### Directions for this task
Pull out each line of the data that includes the word "objects".
+ + + + +
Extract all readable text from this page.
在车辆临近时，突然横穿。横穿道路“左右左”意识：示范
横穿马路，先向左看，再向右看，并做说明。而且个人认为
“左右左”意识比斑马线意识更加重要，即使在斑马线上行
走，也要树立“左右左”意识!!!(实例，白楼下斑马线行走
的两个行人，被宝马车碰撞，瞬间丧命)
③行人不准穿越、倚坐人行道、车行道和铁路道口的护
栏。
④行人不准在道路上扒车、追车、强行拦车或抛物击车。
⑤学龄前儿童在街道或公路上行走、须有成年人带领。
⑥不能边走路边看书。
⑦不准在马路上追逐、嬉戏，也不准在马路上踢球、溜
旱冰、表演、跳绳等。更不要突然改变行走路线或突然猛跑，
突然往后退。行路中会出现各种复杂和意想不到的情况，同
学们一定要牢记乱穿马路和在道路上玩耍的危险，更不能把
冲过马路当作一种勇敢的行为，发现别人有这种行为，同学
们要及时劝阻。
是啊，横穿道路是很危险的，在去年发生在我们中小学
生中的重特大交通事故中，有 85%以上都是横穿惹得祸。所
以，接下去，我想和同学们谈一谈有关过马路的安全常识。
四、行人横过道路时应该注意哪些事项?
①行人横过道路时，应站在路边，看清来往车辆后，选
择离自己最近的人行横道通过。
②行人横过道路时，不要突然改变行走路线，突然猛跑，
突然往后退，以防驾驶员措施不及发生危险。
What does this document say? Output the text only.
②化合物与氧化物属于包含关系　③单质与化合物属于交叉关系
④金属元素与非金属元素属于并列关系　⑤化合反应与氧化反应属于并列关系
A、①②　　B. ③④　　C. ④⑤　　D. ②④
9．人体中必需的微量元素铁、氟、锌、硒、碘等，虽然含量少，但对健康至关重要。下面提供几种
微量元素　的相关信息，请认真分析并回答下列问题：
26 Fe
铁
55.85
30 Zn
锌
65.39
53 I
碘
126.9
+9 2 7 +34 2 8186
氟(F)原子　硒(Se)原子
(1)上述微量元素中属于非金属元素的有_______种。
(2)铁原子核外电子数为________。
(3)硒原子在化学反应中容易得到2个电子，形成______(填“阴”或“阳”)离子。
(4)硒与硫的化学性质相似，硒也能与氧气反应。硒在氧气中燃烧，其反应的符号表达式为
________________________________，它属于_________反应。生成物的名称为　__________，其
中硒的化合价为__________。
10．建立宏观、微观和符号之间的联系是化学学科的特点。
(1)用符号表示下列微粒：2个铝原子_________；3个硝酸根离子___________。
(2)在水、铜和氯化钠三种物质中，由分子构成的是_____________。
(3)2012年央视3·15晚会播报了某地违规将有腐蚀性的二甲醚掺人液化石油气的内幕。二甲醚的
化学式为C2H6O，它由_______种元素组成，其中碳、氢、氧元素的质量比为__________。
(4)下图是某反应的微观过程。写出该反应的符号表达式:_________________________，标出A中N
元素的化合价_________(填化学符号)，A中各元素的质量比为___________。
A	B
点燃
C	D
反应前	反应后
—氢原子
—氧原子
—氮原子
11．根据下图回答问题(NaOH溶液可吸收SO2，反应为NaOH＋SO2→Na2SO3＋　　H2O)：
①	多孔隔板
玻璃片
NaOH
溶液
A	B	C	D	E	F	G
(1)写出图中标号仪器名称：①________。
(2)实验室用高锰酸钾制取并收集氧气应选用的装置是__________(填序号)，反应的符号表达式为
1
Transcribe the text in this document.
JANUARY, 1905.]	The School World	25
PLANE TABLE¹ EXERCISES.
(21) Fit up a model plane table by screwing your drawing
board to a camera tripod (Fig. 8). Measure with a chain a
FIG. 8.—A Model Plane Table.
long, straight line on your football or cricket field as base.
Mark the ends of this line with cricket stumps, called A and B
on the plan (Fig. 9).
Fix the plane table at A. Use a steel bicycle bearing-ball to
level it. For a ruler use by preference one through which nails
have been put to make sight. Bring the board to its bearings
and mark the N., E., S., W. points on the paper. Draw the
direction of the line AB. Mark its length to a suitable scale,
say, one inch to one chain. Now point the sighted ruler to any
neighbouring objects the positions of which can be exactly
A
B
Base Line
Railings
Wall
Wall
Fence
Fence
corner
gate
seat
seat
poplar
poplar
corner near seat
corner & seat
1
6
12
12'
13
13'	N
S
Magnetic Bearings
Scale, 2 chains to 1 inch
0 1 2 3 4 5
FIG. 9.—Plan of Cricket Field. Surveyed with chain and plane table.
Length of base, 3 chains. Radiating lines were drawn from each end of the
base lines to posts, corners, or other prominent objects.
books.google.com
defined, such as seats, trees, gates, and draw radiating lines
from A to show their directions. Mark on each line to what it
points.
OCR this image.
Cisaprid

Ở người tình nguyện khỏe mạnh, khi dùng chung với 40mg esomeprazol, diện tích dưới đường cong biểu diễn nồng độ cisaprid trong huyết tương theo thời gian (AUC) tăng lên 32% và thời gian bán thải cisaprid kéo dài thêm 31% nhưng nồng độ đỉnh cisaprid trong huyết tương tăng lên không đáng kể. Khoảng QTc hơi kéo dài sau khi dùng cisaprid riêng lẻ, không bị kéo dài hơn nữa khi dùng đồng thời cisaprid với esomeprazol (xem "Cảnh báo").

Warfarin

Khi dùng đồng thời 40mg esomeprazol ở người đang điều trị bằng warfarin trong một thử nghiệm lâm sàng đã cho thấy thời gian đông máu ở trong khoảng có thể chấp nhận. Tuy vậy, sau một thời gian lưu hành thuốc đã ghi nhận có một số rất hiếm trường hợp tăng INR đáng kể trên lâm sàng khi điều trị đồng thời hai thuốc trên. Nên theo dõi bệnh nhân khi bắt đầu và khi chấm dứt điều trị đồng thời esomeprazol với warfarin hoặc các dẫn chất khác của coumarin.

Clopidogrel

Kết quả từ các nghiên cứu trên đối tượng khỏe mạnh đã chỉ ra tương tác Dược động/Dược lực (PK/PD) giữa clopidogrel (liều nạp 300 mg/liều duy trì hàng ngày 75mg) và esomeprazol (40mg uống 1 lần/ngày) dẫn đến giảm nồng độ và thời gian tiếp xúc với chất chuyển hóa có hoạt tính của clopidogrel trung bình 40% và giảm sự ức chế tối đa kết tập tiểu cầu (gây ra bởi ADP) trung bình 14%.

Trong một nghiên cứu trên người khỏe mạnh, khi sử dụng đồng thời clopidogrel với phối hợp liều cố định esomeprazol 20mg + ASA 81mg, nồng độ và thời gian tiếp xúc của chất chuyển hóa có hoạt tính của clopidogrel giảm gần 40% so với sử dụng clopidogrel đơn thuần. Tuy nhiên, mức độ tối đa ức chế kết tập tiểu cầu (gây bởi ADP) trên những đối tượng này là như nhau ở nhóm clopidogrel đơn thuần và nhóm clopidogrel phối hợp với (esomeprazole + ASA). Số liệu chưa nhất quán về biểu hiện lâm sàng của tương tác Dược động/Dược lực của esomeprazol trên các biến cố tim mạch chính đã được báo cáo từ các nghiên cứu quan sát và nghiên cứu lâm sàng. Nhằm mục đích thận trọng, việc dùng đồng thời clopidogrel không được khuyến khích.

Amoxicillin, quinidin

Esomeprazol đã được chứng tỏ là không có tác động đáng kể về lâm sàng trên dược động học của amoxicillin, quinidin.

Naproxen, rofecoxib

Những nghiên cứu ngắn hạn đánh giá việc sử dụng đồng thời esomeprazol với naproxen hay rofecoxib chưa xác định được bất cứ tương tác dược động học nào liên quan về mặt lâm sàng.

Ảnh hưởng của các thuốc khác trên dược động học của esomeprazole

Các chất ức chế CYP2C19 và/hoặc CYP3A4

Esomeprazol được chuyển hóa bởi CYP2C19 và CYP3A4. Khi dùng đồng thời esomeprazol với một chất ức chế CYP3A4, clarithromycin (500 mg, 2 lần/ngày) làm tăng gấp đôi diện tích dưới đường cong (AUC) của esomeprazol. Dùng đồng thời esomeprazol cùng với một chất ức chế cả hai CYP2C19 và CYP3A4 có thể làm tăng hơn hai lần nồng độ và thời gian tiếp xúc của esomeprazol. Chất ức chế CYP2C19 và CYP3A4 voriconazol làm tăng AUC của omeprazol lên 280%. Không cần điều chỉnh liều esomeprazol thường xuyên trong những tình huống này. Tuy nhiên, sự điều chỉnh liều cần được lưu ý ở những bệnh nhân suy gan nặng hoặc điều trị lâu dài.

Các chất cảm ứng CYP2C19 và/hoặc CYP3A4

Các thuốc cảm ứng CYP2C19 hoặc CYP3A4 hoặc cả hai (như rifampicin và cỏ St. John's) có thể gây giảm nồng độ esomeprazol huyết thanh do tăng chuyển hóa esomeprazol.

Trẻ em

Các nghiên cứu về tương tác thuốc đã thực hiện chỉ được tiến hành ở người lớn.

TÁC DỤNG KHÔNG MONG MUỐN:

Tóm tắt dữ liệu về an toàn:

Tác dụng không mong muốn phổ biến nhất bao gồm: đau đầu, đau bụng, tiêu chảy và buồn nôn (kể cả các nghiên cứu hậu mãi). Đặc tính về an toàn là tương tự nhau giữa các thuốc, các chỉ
+ + + + +
### Expected answer
neighbouring objects the positions of which can be exactly
base lines to posts, corners, or other prominent objects.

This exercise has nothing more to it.